**What you should do**
Identify each line below that contains the word "xlabel", and copy it out.

---- Material provided

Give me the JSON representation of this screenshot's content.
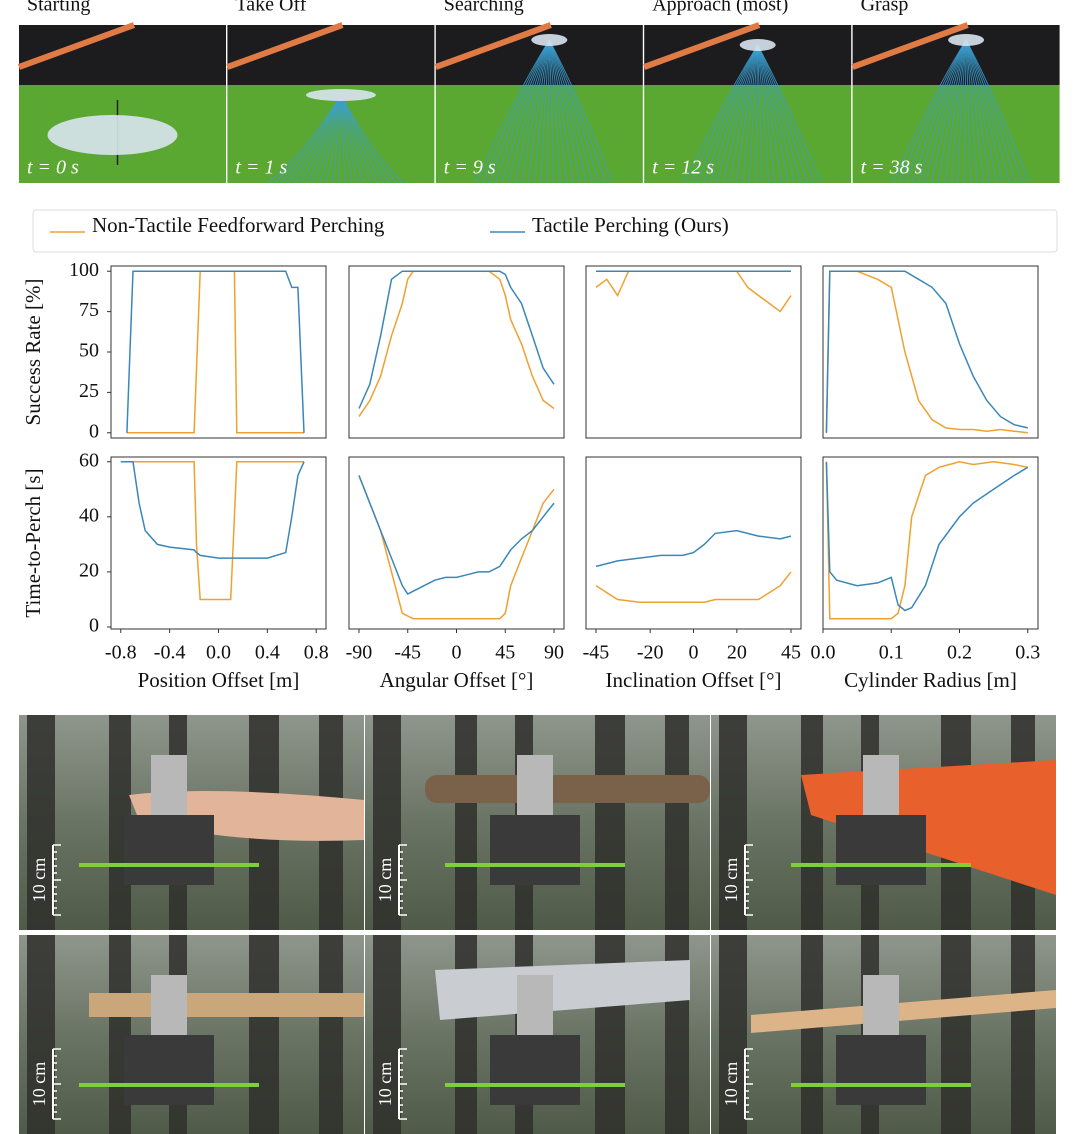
{
  "frames": [
    {
      "label": "Starting",
      "time": "t = 0 s"
    },
    {
      "label": "Take Off",
      "time": "t = 1 s"
    },
    {
      "label": "Searching",
      "time": "t = 9 s"
    },
    {
      "label": "Approach (most)",
      "time": "t = 12 s"
    },
    {
      "label": "Grasp",
      "time": "t = 38 s"
    }
  ],
  "scale_label": "10 cm",
  "chart_data": [
    {
      "type": "line",
      "ylabel": "Success Rate [%]",
      "xlim": [
        -0.88,
        0.88
      ],
      "ylim": [
        -2,
        102
      ],
      "yticks": [
        0,
        25,
        50,
        75,
        100
      ],
      "x": [
        -0.75,
        -0.7,
        -0.65,
        -0.4,
        -0.2,
        -0.15,
        -0.1,
        0,
        0.1,
        0.13,
        0.15,
        0.2,
        0.4,
        0.55,
        0.6,
        0.65,
        0.7
      ],
      "series": [
        {
          "name": "Non-Tactile Feedforward Perching",
          "color": "#f0a030",
          "values": [
            0,
            0,
            0,
            0,
            0,
            100,
            100,
            100,
            100,
            100,
            0,
            0,
            0,
            0,
            0,
            0,
            0
          ]
        },
        {
          "name": "Tactile Perching (Ours)",
          "color": "#3a87b8",
          "values": [
            0,
            100,
            100,
            100,
            100,
            100,
            100,
            100,
            100,
            100,
            100,
            100,
            100,
            100,
            90,
            90,
            0
          ]
        }
      ]
    },
    {
      "type": "line",
      "xlim": [
        -99.2,
        99.2
      ],
      "ylim": [
        -2,
        102
      ],
      "x": [
        -90,
        -80,
        -70,
        -60,
        -50,
        -45,
        -40,
        -30,
        0,
        30,
        40,
        45,
        50,
        60,
        70,
        80,
        90
      ],
      "series": [
        {
          "name": "Non-Tactile Feedforward Perching",
          "color": "#f0a030",
          "values": [
            10,
            20,
            35,
            60,
            80,
            95,
            100,
            100,
            100,
            100,
            95,
            85,
            70,
            55,
            35,
            20,
            15
          ]
        },
        {
          "name": "Tactile Perching (Ours)",
          "color": "#3a87b8",
          "values": [
            15,
            30,
            60,
            95,
            100,
            100,
            100,
            100,
            100,
            100,
            100,
            98,
            90,
            80,
            60,
            40,
            30
          ]
        }
      ]
    },
    {
      "type": "line",
      "xlim": [
        -49.6,
        49.6
      ],
      "ylim": [
        -2,
        102
      ],
      "x": [
        -45,
        -40,
        -35,
        -30,
        -20,
        -10,
        0,
        10,
        20,
        25,
        30,
        35,
        40,
        45
      ],
      "series": [
        {
          "name": "Non-Tactile Feedforward Perching",
          "color": "#f0a030",
          "values": [
            90,
            95,
            85,
            100,
            100,
            100,
            100,
            100,
            100,
            90,
            85,
            80,
            75,
            85
          ]
        },
        {
          "name": "Tactile Perching (Ours)",
          "color": "#3a87b8",
          "values": [
            100,
            100,
            100,
            100,
            100,
            100,
            100,
            100,
            100,
            100,
            100,
            100,
            100,
            100
          ]
        }
      ]
    },
    {
      "type": "line",
      "xlim": [
        0,
        0.315
      ],
      "ylim": [
        -2,
        102
      ],
      "x": [
        0.005,
        0.01,
        0.02,
        0.05,
        0.08,
        0.1,
        0.12,
        0.14,
        0.16,
        0.18,
        0.2,
        0.22,
        0.24,
        0.26,
        0.28,
        0.3
      ],
      "series": [
        {
          "name": "Non-Tactile Feedforward Perching",
          "color": "#f0a030",
          "values": [
            0,
            100,
            100,
            100,
            95,
            90,
            50,
            20,
            8,
            3,
            2,
            2,
            1,
            2,
            1,
            0
          ]
        },
        {
          "name": "Tactile Perching (Ours)",
          "color": "#3a87b8",
          "values": [
            0,
            100,
            100,
            100,
            100,
            100,
            100,
            95,
            90,
            80,
            55,
            35,
            20,
            10,
            5,
            3
          ]
        }
      ]
    },
    {
      "type": "line",
      "ylabel": "Time-to-Perch [s]",
      "xlabel": "Position Offset [m]",
      "xlim": [
        -0.88,
        0.88
      ],
      "ylim": [
        0,
        61
      ],
      "yticks": [
        0,
        20,
        40,
        60
      ],
      "xticks": [
        -0.8,
        -0.4,
        {
          "value": 0,
          "label": "0.0"
        },
        0.4,
        0.8
      ],
      "x": [
        -0.8,
        -0.7,
        -0.65,
        -0.6,
        -0.5,
        -0.4,
        -0.2,
        -0.18,
        -0.15,
        0,
        0.1,
        0.12,
        0.15,
        0.4,
        0.55,
        0.6,
        0.65,
        0.7
      ],
      "series": [
        {
          "name": "Non-Tactile Feedforward Perching",
          "color": "#f0a030",
          "values": [
            60,
            60,
            60,
            60,
            60,
            60,
            60,
            30,
            10,
            10,
            10,
            30,
            60,
            60,
            60,
            60,
            60,
            60
          ]
        },
        {
          "name": "Tactile Perching (Ours)",
          "color": "#3a87b8",
          "values": [
            60,
            60,
            45,
            35,
            30,
            29,
            28,
            27,
            26,
            25,
            25,
            25,
            25,
            25,
            27,
            40,
            55,
            60
          ]
        }
      ]
    },
    {
      "type": "line",
      "xlabel": "Angular Offset [°]",
      "xlim": [
        -99.2,
        99.2
      ],
      "ylim": [
        0,
        61
      ],
      "xticks": [
        -90,
        -45,
        0,
        45,
        90
      ],
      "x": [
        -90,
        -80,
        -70,
        -60,
        -50,
        -45,
        -40,
        -30,
        -20,
        -10,
        0,
        10,
        20,
        30,
        40,
        45,
        50,
        60,
        70,
        80,
        90
      ],
      "series": [
        {
          "name": "Non-Tactile Feedforward Perching",
          "color": "#f0a030",
          "values": [
            55,
            45,
            35,
            20,
            5,
            4,
            3,
            3,
            3,
            3,
            3,
            3,
            3,
            3,
            3,
            5,
            15,
            25,
            35,
            45,
            50
          ]
        },
        {
          "name": "Tactile Perching (Ours)",
          "color": "#3a87b8",
          "values": [
            55,
            45,
            35,
            25,
            15,
            12,
            13,
            15,
            17,
            18,
            18,
            19,
            20,
            20,
            22,
            25,
            28,
            32,
            35,
            40,
            45
          ]
        }
      ]
    },
    {
      "type": "line",
      "xlabel": "Inclination Offset [°]",
      "xlim": [
        -49.6,
        49.6
      ],
      "ylim": [
        0,
        61
      ],
      "xticks": [
        -45,
        -20,
        0,
        20,
        45
      ],
      "x": [
        -45,
        -35,
        -25,
        -15,
        -5,
        0,
        5,
        10,
        20,
        30,
        40,
        45
      ],
      "series": [
        {
          "name": "Non-Tactile Feedforward Perching",
          "color": "#f0a030",
          "values": [
            15,
            10,
            9,
            9,
            9,
            9,
            9,
            10,
            10,
            10,
            15,
            20
          ]
        },
        {
          "name": "Tactile Perching (Ours)",
          "color": "#3a87b8",
          "values": [
            22,
            24,
            25,
            26,
            26,
            27,
            30,
            34,
            35,
            33,
            32,
            33
          ]
        }
      ]
    },
    {
      "type": "line",
      "xlabel": "Cylinder Radius [m]",
      "xlim": [
        0,
        0.315
      ],
      "ylim": [
        0,
        61
      ],
      "xticks": [
        {
          "value": 0,
          "label": "0.0"
        },
        0.1,
        0.2,
        0.3
      ],
      "x": [
        0.005,
        0.01,
        0.02,
        0.05,
        0.08,
        0.1,
        0.11,
        0.12,
        0.13,
        0.15,
        0.17,
        0.2,
        0.22,
        0.25,
        0.28,
        0.3
      ],
      "series": [
        {
          "name": "Non-Tactile Feedforward Perching",
          "color": "#f0a030",
          "values": [
            60,
            3,
            3,
            3,
            3,
            3,
            5,
            15,
            40,
            55,
            58,
            60,
            59,
            60,
            59,
            58
          ]
        },
        {
          "name": "Tactile Perching (Ours)",
          "color": "#3a87b8",
          "values": [
            60,
            20,
            17,
            15,
            16,
            18,
            8,
            6,
            7,
            15,
            30,
            40,
            45,
            50,
            55,
            58
          ]
        }
      ]
    }
  ]
}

--------

**Solved exercise**
      "xlabel": "Position Offset [m]",
      "xlabel": "Angular Offset [°]",
      "xlabel": "Inclination Offset [°]",
      "xlabel": "Cylinder Radius [m]",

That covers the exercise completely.